=== What is being asked ===
Extract each line of the entries below that contains the string "device". Treat uppercase and lowercase letters as distinct when matching.

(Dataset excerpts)
....................

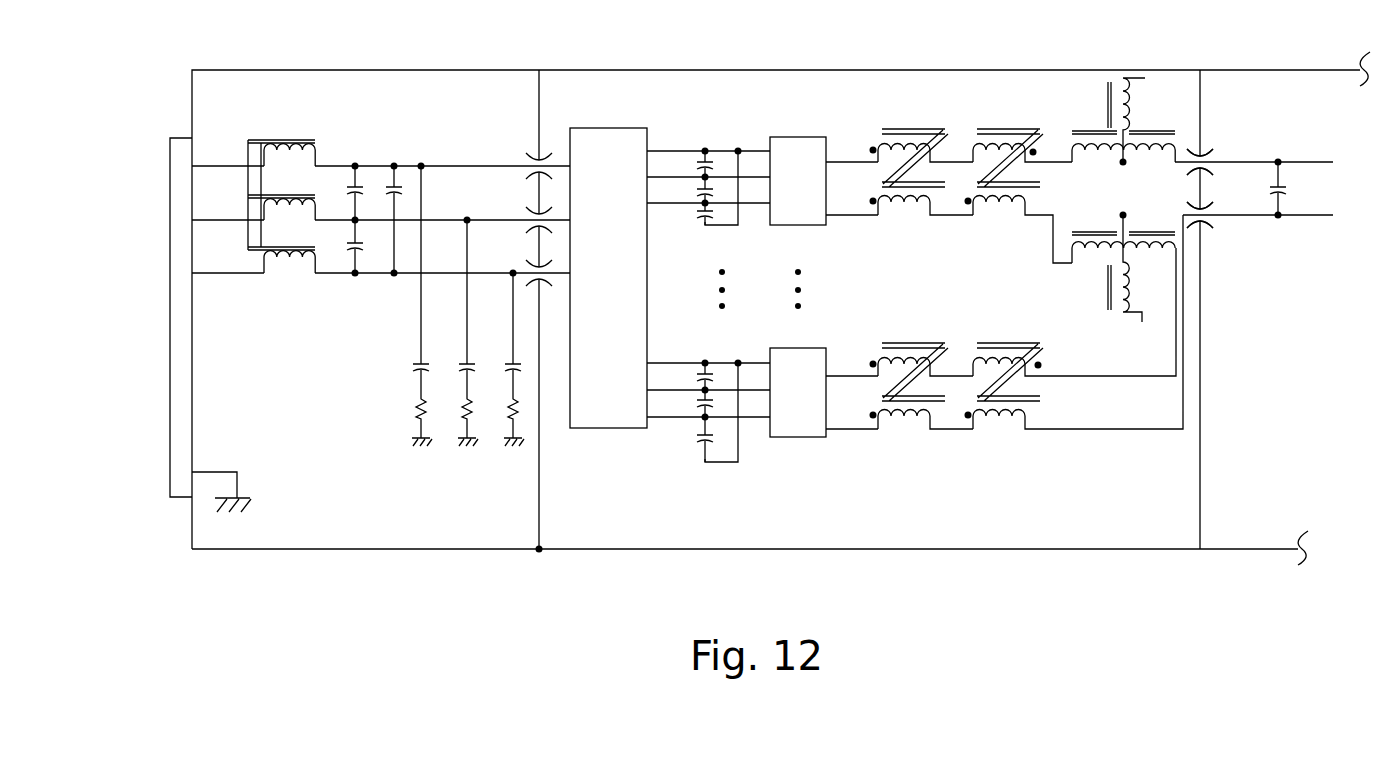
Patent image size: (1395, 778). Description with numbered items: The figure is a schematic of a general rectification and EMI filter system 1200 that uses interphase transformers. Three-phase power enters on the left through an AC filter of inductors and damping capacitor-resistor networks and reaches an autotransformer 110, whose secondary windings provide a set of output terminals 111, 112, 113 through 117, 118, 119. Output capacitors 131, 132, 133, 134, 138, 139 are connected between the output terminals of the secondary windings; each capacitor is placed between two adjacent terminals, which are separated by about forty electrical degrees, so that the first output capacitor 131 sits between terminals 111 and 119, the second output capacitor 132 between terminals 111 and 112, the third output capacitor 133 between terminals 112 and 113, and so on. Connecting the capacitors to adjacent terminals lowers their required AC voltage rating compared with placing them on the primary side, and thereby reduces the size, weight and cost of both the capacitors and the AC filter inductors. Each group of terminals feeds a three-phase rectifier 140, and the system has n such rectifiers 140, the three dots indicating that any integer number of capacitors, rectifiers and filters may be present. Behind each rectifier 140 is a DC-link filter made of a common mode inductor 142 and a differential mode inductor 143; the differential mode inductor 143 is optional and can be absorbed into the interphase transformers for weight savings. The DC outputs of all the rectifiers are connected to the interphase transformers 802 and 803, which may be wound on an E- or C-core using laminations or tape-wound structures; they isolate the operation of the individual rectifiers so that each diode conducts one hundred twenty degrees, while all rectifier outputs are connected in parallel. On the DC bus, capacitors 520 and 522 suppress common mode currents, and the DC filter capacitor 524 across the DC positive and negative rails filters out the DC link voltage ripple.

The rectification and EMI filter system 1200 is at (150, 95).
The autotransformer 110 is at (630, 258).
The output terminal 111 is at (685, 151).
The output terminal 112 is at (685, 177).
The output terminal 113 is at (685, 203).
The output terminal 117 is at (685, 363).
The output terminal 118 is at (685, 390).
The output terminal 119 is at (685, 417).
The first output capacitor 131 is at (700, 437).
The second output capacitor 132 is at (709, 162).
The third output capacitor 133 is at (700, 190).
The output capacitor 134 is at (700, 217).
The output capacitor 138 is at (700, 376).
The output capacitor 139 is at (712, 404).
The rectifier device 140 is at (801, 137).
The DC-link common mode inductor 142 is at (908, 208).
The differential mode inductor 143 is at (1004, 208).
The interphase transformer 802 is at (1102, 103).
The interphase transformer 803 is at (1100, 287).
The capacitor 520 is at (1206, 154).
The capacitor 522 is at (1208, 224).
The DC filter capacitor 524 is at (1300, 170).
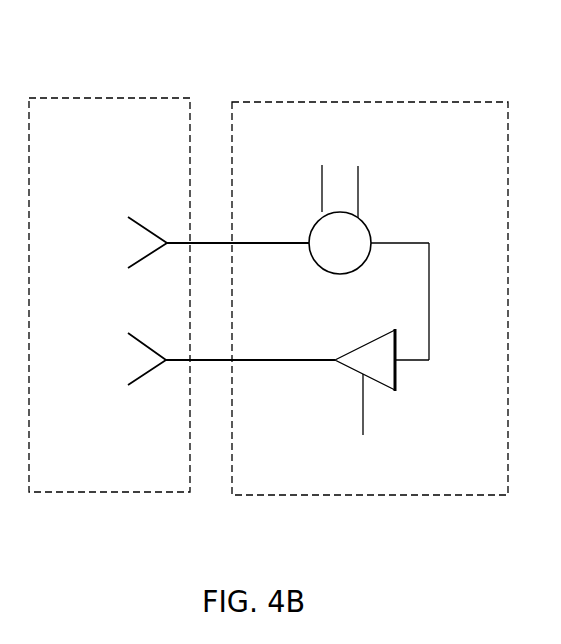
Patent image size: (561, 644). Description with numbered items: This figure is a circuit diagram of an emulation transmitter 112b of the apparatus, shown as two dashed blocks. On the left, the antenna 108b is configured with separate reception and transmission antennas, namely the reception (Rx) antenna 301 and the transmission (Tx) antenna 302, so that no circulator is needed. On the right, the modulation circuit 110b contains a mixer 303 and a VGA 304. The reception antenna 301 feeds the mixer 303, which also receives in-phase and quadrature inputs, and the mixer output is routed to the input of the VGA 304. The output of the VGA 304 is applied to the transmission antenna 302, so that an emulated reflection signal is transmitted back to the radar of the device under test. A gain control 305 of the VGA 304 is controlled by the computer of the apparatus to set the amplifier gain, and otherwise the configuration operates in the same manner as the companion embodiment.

....................

=== Full output ===
The rectifier device 140 is at (801, 137).
Patent image size: (561, 644). Description with numbered items: This figure is a circuit diagram of an emulation transmitter 112b of the apparatus, shown as two dashed blocks. On the left, the antenna 108b is configured with separate reception and transmission antennas, namely the reception (Rx) antenna 301 and the transmission (Tx) antenna 302, so that no circulator is needed. On the right, the modulation circuit 110b contains a mixer 303 and a VGA 304. The reception antenna 301 feeds the mixer 303, which also receives in-phase and quadrature inputs, and the mixer output is routed to the input of the VGA 304. The output of the VGA 304 is applied to the transmission antenna 302, so that an emulated reflection signal is transmitted back to the radar of the device under test. A gain control 305 of the VGA 304 is controlled by the computer of the apparatus to set the amplifier gain, and otherwise the configuration operates in the same manner as the companion embodiment.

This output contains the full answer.